:: DATA SHOWN

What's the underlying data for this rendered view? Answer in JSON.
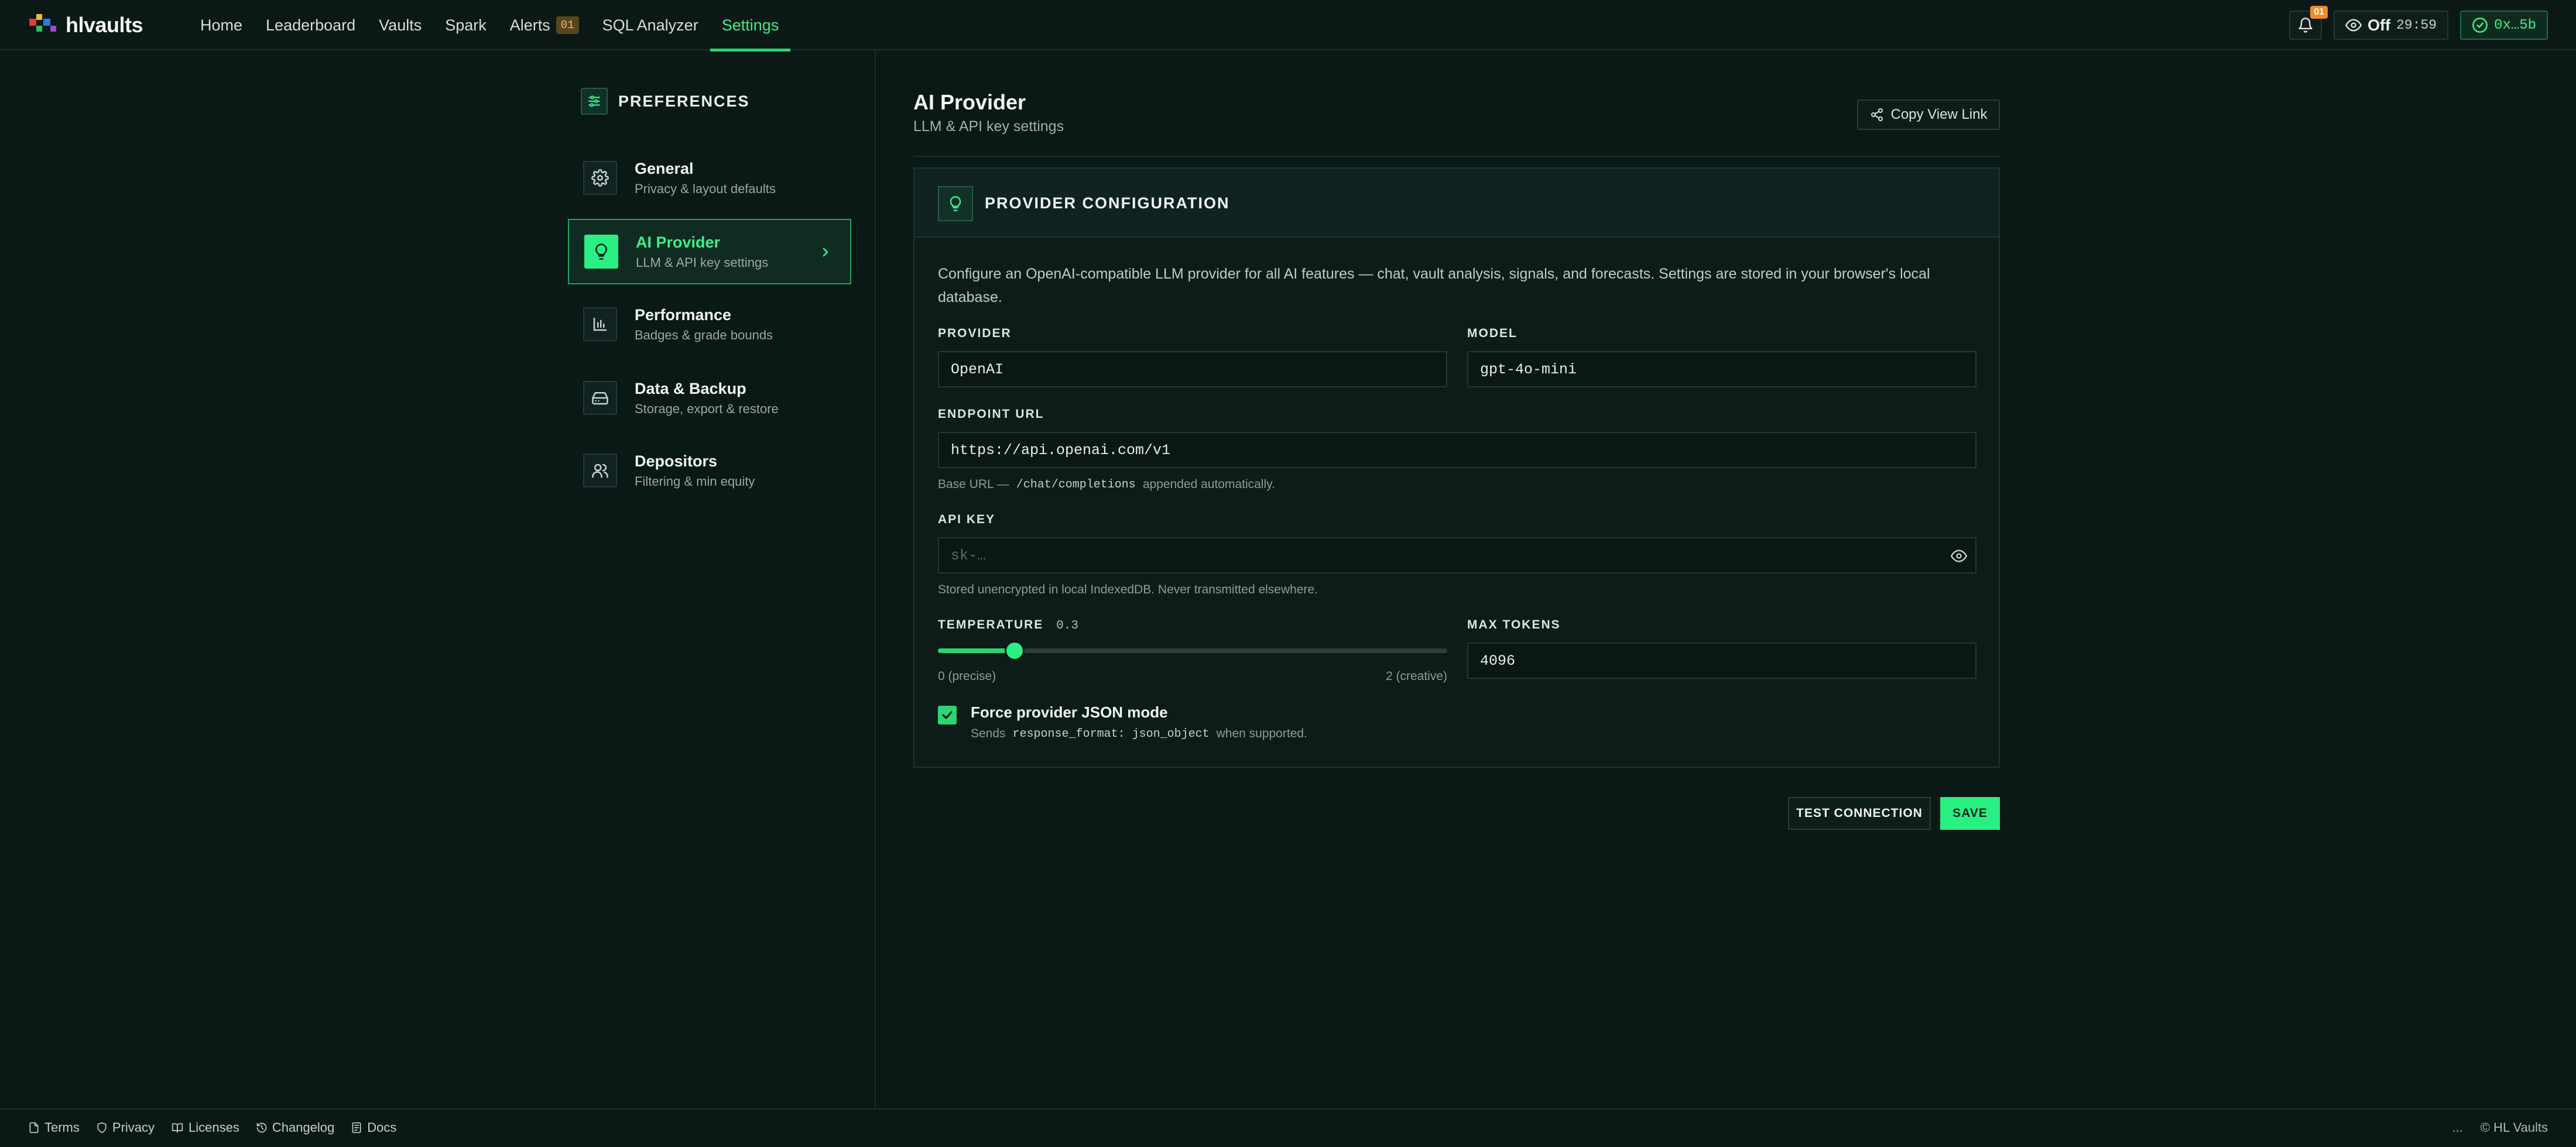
{
  "app": {
    "name": "hlvaults"
  },
  "nav": {
    "links": [
      {
        "label": "Home"
      },
      {
        "label": "Leaderboard"
      },
      {
        "label": "Vaults"
      },
      {
        "label": "Spark"
      },
      {
        "label": "Alerts",
        "badge": "01"
      },
      {
        "label": "SQL Analyzer"
      },
      {
        "label": "Settings",
        "active": true
      }
    ],
    "notifications_badge": "01",
    "watch_mode": {
      "label": "Off",
      "timer": "29:59"
    },
    "wallet": {
      "address": "0x…5b"
    }
  },
  "sidebar": {
    "title": "PREFERENCES",
    "items": [
      {
        "label": "General",
        "sub": "Privacy & layout defaults",
        "icon": "gear-icon"
      },
      {
        "label": "AI Provider",
        "sub": "LLM & API key settings",
        "icon": "lightbulb-icon",
        "active": true
      },
      {
        "label": "Performance",
        "sub": "Badges & grade bounds",
        "icon": "bar-chart-icon"
      },
      {
        "label": "Data & Backup",
        "sub": "Storage, export & restore",
        "icon": "drive-icon"
      },
      {
        "label": "Depositors",
        "sub": "Filtering & min equity",
        "icon": "users-icon"
      }
    ]
  },
  "main": {
    "title": "AI Provider",
    "subtitle": "LLM & API key settings",
    "copy_link_label": "Copy View Link",
    "card": {
      "title": "PROVIDER CONFIGURATION",
      "description": "Configure an OpenAI-compatible LLM provider for all AI features — chat, vault analysis, signals, and forecasts. Settings are stored in your browser's local database.",
      "provider": {
        "label": "PROVIDER",
        "value": "OpenAI"
      },
      "model": {
        "label": "MODEL",
        "value": "gpt-4o-mini"
      },
      "endpoint": {
        "label": "ENDPOINT URL",
        "value": "https://api.openai.com/v1",
        "hint_prefix": "Base URL —",
        "hint_code": "/chat/completions",
        "hint_suffix": "appended automatically."
      },
      "api_key": {
        "label": "API KEY",
        "placeholder": "sk-…",
        "hint": "Stored unencrypted in local IndexedDB. Never transmitted elsewhere."
      },
      "temperature": {
        "label": "TEMPERATURE",
        "value": "0.3",
        "min": 0,
        "max": 2,
        "current": 0.3,
        "min_label": "0 (precise)",
        "max_label": "2 (creative)"
      },
      "max_tokens": {
        "label": "MAX TOKENS",
        "value": "4096"
      },
      "json_mode": {
        "label": "Force provider JSON mode",
        "checked": true,
        "hint_prefix": "Sends",
        "hint_code": "response_format: json_object",
        "hint_suffix": "when supported."
      }
    },
    "buttons": {
      "test": "TEST CONNECTION",
      "save": "SAVE"
    }
  },
  "footer": {
    "links": [
      {
        "label": "Terms",
        "icon": "file-icon"
      },
      {
        "label": "Privacy",
        "icon": "shield-icon"
      },
      {
        "label": "Licenses",
        "icon": "book-icon"
      },
      {
        "label": "Changelog",
        "icon": "history-icon"
      },
      {
        "label": "Docs",
        "icon": "doc-icon"
      }
    ],
    "ellipsis": "...",
    "copyright": "© HL Vaults"
  },
  "colors": {
    "accent": "#2af083",
    "background": "#0a1816",
    "warning": "#ef8b2c"
  }
}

::::

* TASK
Check each line of the records for "local" and copy the ones that contain it.

* RESPONSE FOR THIS EXERCISE
      "description": "Configure an OpenAI-compatible LLM provider for all AI features — chat, vault analysis, signals, and forecasts. Settings are stored in your browser's local database.",
        "hint": "Stored unencrypted in local IndexedDB. Never transmitted elsewhere."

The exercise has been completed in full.